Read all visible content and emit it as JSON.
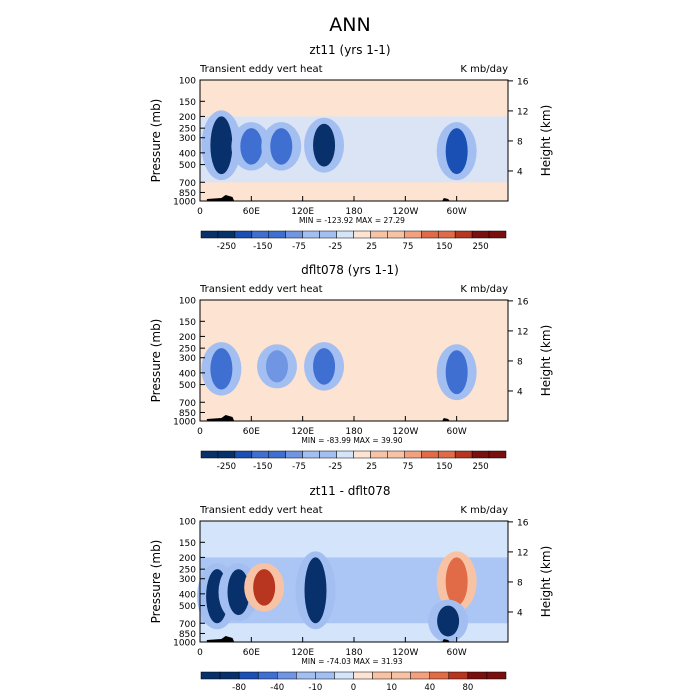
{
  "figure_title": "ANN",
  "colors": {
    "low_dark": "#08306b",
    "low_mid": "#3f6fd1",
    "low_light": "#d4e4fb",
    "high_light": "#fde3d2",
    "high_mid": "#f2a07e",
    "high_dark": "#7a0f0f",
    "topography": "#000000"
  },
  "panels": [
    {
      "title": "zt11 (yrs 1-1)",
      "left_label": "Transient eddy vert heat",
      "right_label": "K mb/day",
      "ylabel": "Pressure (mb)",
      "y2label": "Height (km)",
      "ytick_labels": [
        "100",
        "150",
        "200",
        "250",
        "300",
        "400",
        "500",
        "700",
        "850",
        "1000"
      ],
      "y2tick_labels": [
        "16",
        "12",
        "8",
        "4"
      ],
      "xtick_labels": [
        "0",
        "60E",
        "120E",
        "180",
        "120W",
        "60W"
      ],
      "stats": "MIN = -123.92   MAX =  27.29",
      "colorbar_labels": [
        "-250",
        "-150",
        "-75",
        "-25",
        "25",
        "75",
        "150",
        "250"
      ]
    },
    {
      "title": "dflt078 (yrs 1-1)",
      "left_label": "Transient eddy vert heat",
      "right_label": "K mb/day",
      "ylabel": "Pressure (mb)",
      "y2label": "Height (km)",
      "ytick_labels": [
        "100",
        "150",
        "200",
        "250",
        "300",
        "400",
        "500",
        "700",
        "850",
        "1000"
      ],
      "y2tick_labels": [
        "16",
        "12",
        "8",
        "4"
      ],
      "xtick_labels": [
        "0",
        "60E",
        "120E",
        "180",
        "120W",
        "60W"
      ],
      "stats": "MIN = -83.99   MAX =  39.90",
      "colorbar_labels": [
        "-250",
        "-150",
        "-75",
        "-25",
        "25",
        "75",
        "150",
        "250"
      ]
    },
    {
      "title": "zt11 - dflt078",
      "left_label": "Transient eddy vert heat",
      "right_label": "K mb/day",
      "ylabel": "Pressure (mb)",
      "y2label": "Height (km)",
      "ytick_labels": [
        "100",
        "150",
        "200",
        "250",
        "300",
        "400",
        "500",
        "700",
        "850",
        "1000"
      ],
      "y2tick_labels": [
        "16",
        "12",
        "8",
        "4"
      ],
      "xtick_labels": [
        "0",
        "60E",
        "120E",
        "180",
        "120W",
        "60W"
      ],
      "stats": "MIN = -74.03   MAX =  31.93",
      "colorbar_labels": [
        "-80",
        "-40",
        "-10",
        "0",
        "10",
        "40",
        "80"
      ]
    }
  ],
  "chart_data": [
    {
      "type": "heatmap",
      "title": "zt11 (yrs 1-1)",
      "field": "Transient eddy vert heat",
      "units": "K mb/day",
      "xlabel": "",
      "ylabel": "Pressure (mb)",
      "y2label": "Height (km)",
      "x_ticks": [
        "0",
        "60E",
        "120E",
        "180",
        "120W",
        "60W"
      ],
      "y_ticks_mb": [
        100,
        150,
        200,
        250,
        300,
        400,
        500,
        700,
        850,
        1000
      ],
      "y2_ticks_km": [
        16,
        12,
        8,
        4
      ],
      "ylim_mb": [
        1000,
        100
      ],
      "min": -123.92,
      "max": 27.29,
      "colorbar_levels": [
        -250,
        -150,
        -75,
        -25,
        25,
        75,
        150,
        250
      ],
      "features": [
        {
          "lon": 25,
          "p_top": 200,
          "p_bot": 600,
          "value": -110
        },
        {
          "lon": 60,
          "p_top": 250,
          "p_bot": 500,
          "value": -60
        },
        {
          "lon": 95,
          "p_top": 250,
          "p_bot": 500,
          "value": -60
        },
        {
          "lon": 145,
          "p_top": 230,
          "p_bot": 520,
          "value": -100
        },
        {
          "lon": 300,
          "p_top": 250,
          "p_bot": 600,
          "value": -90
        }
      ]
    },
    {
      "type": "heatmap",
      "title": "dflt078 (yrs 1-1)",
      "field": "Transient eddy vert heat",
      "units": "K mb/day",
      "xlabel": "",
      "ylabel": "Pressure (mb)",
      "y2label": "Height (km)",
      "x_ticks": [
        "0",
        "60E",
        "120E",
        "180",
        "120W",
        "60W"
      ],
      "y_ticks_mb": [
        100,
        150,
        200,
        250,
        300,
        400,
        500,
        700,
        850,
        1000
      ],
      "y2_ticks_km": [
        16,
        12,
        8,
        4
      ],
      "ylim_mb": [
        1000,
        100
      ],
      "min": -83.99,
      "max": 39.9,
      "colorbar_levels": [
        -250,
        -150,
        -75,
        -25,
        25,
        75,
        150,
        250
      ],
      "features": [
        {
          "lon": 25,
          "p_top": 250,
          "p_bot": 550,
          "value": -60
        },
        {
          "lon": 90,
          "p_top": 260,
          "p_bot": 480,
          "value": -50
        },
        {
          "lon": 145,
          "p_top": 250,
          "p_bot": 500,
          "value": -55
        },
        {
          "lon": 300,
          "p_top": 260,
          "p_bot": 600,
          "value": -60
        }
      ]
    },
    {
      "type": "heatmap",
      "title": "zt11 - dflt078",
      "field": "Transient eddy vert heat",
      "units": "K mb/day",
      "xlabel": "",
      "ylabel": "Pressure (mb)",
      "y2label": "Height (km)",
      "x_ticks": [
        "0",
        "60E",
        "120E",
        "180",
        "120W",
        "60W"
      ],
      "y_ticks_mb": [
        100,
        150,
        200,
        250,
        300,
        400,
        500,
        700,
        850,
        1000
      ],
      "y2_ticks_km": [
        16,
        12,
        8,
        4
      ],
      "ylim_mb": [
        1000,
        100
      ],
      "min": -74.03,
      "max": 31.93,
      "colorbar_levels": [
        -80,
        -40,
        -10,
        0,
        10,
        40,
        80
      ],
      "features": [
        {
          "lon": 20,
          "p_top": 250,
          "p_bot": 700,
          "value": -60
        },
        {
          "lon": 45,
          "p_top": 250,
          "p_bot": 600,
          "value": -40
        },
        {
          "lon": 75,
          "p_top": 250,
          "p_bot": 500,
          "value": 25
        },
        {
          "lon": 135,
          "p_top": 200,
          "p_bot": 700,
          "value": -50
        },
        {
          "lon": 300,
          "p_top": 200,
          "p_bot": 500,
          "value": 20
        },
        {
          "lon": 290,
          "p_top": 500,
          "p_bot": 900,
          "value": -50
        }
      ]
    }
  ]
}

——————

Omit any images, then output the listing exactly.

Read all visible content and emit it as JSON.
{
  "figure_title": "ANN",
  "colors": {
    "low_dark": "#08306b",
    "low_mid": "#3f6fd1",
    "low_light": "#d4e4fb",
    "high_light": "#fde3d2",
    "high_mid": "#f2a07e",
    "high_dark": "#7a0f0f",
    "topography": "#000000"
  },
  "panels": [
    {
      "title": "zt11 (yrs 1-1)",
      "left_label": "Transient eddy vert heat",
      "right_label": "K mb/day",
      "ylabel": "Pressure (mb)",
      "y2label": "Height (km)",
      "ytick_labels": [
        "100",
        "150",
        "200",
        "250",
        "300",
        "400",
        "500",
        "700",
        "850",
        "1000"
      ],
      "y2tick_labels": [
        "16",
        "12",
        "8",
        "4"
      ],
      "xtick_labels": [
        "0",
        "60E",
        "120E",
        "180",
        "120W",
        "60W"
      ],
      "stats": "MIN = -123.92   MAX =  27.29",
      "colorbar_labels": [
        "-250",
        "-150",
        "-75",
        "-25",
        "25",
        "75",
        "150",
        "250"
      ]
    },
    {
      "title": "dflt078 (yrs 1-1)",
      "left_label": "Transient eddy vert heat",
      "right_label": "K mb/day",
      "ylabel": "Pressure (mb)",
      "y2label": "Height (km)",
      "ytick_labels": [
        "100",
        "150",
        "200",
        "250",
        "300",
        "400",
        "500",
        "700",
        "850",
        "1000"
      ],
      "y2tick_labels": [
        "16",
        "12",
        "8",
        "4"
      ],
      "xtick_labels": [
        "0",
        "60E",
        "120E",
        "180",
        "120W",
        "60W"
      ],
      "stats": "MIN = -83.99   MAX =  39.90",
      "colorbar_labels": [
        "-250",
        "-150",
        "-75",
        "-25",
        "25",
        "75",
        "150",
        "250"
      ]
    },
    {
      "title": "zt11 - dflt078",
      "left_label": "Transient eddy vert heat",
      "right_label": "K mb/day",
      "ylabel": "Pressure (mb)",
      "y2label": "Height (km)",
      "ytick_labels": [
        "100",
        "150",
        "200",
        "250",
        "300",
        "400",
        "500",
        "700",
        "850",
        "1000"
      ],
      "y2tick_labels": [
        "16",
        "12",
        "8",
        "4"
      ],
      "xtick_labels": [
        "0",
        "60E",
        "120E",
        "180",
        "120W",
        "60W"
      ],
      "stats": "MIN = -74.03   MAX =  31.93",
      "colorbar_labels": [
        "-80",
        "-40",
        "-10",
        "0",
        "10",
        "40",
        "80"
      ]
    }
  ],
  "chart_data": [
    {
      "type": "heatmap",
      "title": "zt11 (yrs 1-1)",
      "field": "Transient eddy vert heat",
      "units": "K mb/day",
      "xlabel": "",
      "ylabel": "Pressure (mb)",
      "y2label": "Height (km)",
      "x_ticks": [
        "0",
        "60E",
        "120E",
        "180",
        "120W",
        "60W"
      ],
      "y_ticks_mb": [
        100,
        150,
        200,
        250,
        300,
        400,
        500,
        700,
        850,
        1000
      ],
      "y2_ticks_km": [
        16,
        12,
        8,
        4
      ],
      "ylim_mb": [
        1000,
        100
      ],
      "min": -123.92,
      "max": 27.29,
      "colorbar_levels": [
        -250,
        -150,
        -75,
        -25,
        25,
        75,
        150,
        250
      ],
      "features": [
        {
          "lon": 25,
          "p_top": 200,
          "p_bot": 600,
          "value": -110
        },
        {
          "lon": 60,
          "p_top": 250,
          "p_bot": 500,
          "value": -60
        },
        {
          "lon": 95,
          "p_top": 250,
          "p_bot": 500,
          "value": -60
        },
        {
          "lon": 145,
          "p_top": 230,
          "p_bot": 520,
          "value": -100
        },
        {
          "lon": 300,
          "p_top": 250,
          "p_bot": 600,
          "value": -90
        }
      ]
    },
    {
      "type": "heatmap",
      "title": "dflt078 (yrs 1-1)",
      "field": "Transient eddy vert heat",
      "units": "K mb/day",
      "xlabel": "",
      "ylabel": "Pressure (mb)",
      "y2label": "Height (km)",
      "x_ticks": [
        "0",
        "60E",
        "120E",
        "180",
        "120W",
        "60W"
      ],
      "y_ticks_mb": [
        100,
        150,
        200,
        250,
        300,
        400,
        500,
        700,
        850,
        1000
      ],
      "y2_ticks_km": [
        16,
        12,
        8,
        4
      ],
      "ylim_mb": [
        1000,
        100
      ],
      "min": -83.99,
      "max": 39.9,
      "colorbar_levels": [
        -250,
        -150,
        -75,
        -25,
        25,
        75,
        150,
        250
      ],
      "features": [
        {
          "lon": 25,
          "p_top": 250,
          "p_bot": 550,
          "value": -60
        },
        {
          "lon": 90,
          "p_top": 260,
          "p_bot": 480,
          "value": -50
        },
        {
          "lon": 145,
          "p_top": 250,
          "p_bot": 500,
          "value": -55
        },
        {
          "lon": 300,
          "p_top": 260,
          "p_bot": 600,
          "value": -60
        }
      ]
    },
    {
      "type": "heatmap",
      "title": "zt11 - dflt078",
      "field": "Transient eddy vert heat",
      "units": "K mb/day",
      "xlabel": "",
      "ylabel": "Pressure (mb)",
      "y2label": "Height (km)",
      "x_ticks": [
        "0",
        "60E",
        "120E",
        "180",
        "120W",
        "60W"
      ],
      "y_ticks_mb": [
        100,
        150,
        200,
        250,
        300,
        400,
        500,
        700,
        850,
        1000
      ],
      "y2_ticks_km": [
        16,
        12,
        8,
        4
      ],
      "ylim_mb": [
        1000,
        100
      ],
      "min": -74.03,
      "max": 31.93,
      "colorbar_levels": [
        -80,
        -40,
        -10,
        0,
        10,
        40,
        80
      ],
      "features": [
        {
          "lon": 20,
          "p_top": 250,
          "p_bot": 700,
          "value": -60
        },
        {
          "lon": 45,
          "p_top": 250,
          "p_bot": 600,
          "value": -40
        },
        {
          "lon": 75,
          "p_top": 250,
          "p_bot": 500,
          "value": 25
        },
        {
          "lon": 135,
          "p_top": 200,
          "p_bot": 700,
          "value": -50
        },
        {
          "lon": 300,
          "p_top": 200,
          "p_bot": 500,
          "value": 20
        },
        {
          "lon": 290,
          "p_top": 500,
          "p_bot": 900,
          "value": -50
        }
      ]
    }
  ]
}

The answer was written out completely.